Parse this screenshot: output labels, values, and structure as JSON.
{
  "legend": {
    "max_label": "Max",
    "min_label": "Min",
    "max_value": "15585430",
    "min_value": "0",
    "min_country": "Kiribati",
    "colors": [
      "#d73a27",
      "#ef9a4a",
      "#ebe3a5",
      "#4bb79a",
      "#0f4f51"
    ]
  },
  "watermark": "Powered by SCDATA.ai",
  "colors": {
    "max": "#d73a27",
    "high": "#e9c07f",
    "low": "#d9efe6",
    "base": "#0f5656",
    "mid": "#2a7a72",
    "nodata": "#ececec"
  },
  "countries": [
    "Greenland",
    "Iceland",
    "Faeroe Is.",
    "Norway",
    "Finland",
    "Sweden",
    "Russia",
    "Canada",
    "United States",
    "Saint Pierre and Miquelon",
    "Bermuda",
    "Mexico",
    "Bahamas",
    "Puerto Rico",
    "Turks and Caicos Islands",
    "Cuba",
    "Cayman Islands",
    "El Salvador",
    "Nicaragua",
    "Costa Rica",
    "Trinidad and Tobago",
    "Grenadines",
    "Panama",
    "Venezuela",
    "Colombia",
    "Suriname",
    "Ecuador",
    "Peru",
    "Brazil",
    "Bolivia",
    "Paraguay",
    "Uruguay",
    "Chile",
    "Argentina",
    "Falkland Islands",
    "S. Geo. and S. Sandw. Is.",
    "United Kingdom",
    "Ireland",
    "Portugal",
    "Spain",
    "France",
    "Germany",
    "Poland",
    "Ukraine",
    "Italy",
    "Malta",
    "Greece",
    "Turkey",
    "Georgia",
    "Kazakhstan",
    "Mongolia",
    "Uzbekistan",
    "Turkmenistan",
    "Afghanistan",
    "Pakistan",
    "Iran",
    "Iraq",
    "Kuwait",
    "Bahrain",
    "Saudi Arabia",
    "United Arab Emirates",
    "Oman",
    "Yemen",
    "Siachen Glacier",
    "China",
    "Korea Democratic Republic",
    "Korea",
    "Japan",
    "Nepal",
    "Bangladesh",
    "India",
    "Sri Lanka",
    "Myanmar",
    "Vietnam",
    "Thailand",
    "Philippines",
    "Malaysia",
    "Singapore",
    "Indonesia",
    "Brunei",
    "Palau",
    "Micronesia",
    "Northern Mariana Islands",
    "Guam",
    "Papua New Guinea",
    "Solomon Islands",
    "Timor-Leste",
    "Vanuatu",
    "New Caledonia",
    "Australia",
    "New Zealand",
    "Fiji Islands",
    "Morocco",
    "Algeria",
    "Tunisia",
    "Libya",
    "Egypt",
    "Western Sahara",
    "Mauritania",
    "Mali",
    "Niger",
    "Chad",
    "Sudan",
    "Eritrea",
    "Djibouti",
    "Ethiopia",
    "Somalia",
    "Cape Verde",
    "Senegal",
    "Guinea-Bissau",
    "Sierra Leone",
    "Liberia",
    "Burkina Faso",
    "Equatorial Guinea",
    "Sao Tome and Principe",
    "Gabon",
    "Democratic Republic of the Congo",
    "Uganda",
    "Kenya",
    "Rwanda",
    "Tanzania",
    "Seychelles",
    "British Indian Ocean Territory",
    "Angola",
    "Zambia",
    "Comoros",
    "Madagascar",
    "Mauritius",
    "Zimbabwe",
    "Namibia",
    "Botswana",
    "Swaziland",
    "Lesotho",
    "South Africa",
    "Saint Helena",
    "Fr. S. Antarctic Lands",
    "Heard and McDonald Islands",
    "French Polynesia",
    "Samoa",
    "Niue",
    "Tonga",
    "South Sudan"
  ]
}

━━━━━━━━━━━━━━━━━━━━━━━━━━━━━━

(Requirements):
Extract the entries above verbatim.

(Problem solution):
Parse this screenshot: output labels, values, and structure as JSON.
{
  "legend": {
    "max_label": "Max",
    "min_label": "Min",
    "max_value": "15585430",
    "min_value": "0",
    "min_country": "Kiribati",
    "colors": [
      "#d73a27",
      "#ef9a4a",
      "#ebe3a5",
      "#4bb79a",
      "#0f4f51"
    ]
  },
  "watermark": "Powered by SCDATA.ai",
  "colors": {
    "max": "#d73a27",
    "high": "#e9c07f",
    "low": "#d9efe6",
    "base": "#0f5656",
    "mid": "#2a7a72",
    "nodata": "#ececec"
  },
  "countries": [
    "Greenland",
    "Iceland",
    "Faeroe Is.",
    "Norway",
    "Finland",
    "Sweden",
    "Russia",
    "Canada",
    "United States",
    "Saint Pierre and Miquelon",
    "Bermuda",
    "Mexico",
    "Bahamas",
    "Puerto Rico",
    "Turks and Caicos Islands",
    "Cuba",
    "Cayman Islands",
    "El Salvador",
    "Nicaragua",
    "Costa Rica",
    "Trinidad and Tobago",
    "Grenadines",
    "Panama",
    "Venezuela",
    "Colombia",
    "Suriname",
    "Ecuador",
    "Peru",
    "Brazil",
    "Bolivia",
    "Paraguay",
    "Uruguay",
    "Chile",
    "Argentina",
    "Falkland Islands",
    "S. Geo. and S. Sandw. Is.",
    "United Kingdom",
    "Ireland",
    "Portugal",
    "Spain",
    "France",
    "Germany",
    "Poland",
    "Ukraine",
    "Italy",
    "Malta",
    "Greece",
    "Turkey",
    "Georgia",
    "Kazakhstan",
    "Mongolia",
    "Uzbekistan",
    "Turkmenistan",
    "Afghanistan",
    "Pakistan",
    "Iran",
    "Iraq",
    "Kuwait",
    "Bahrain",
    "Saudi Arabia",
    "United Arab Emirates",
    "Oman",
    "Yemen",
    "Siachen Glacier",
    "China",
    "Korea Democratic Republic",
    "Korea",
    "Japan",
    "Nepal",
    "Bangladesh",
    "India",
    "Sri Lanka",
    "Myanmar",
    "Vietnam",
    "Thailand",
    "Philippines",
    "Malaysia",
    "Singapore",
    "Indonesia",
    "Brunei",
    "Palau",
    "Micronesia",
    "Northern Mariana Islands",
    "Guam",
    "Papua New Guinea",
    "Solomon Islands",
    "Timor-Leste",
    "Vanuatu",
    "New Caledonia",
    "Australia",
    "New Zealand",
    "Fiji Islands",
    "Morocco",
    "Algeria",
    "Tunisia",
    "Libya",
    "Egypt",
    "Western Sahara",
    "Mauritania",
    "Mali",
    "Niger",
    "Chad",
    "Sudan",
    "Eritrea",
    "Djibouti",
    "Ethiopia",
    "Somalia",
    "Cape Verde",
    "Senegal",
    "Guinea-Bissau",
    "Sierra Leone",
    "Liberia",
    "Burkina Faso",
    "Equatorial Guinea",
    "Sao Tome and Principe",
    "Gabon",
    "Democratic Republic of the Congo",
    "Uganda",
    "Kenya",
    "Rwanda",
    "Tanzania",
    "Seychelles",
    "British Indian Ocean Territory",
    "Angola",
    "Zambia",
    "Comoros",
    "Madagascar",
    "Mauritius",
    "Zimbabwe",
    "Namibia",
    "Botswana",
    "Swaziland",
    "Lesotho",
    "South Africa",
    "Saint Helena",
    "Fr. S. Antarctic Lands",
    "Heard and McDonald Islands",
    "French Polynesia",
    "Samoa",
    "Niue",
    "Tonga",
    "South Sudan"
  ]
}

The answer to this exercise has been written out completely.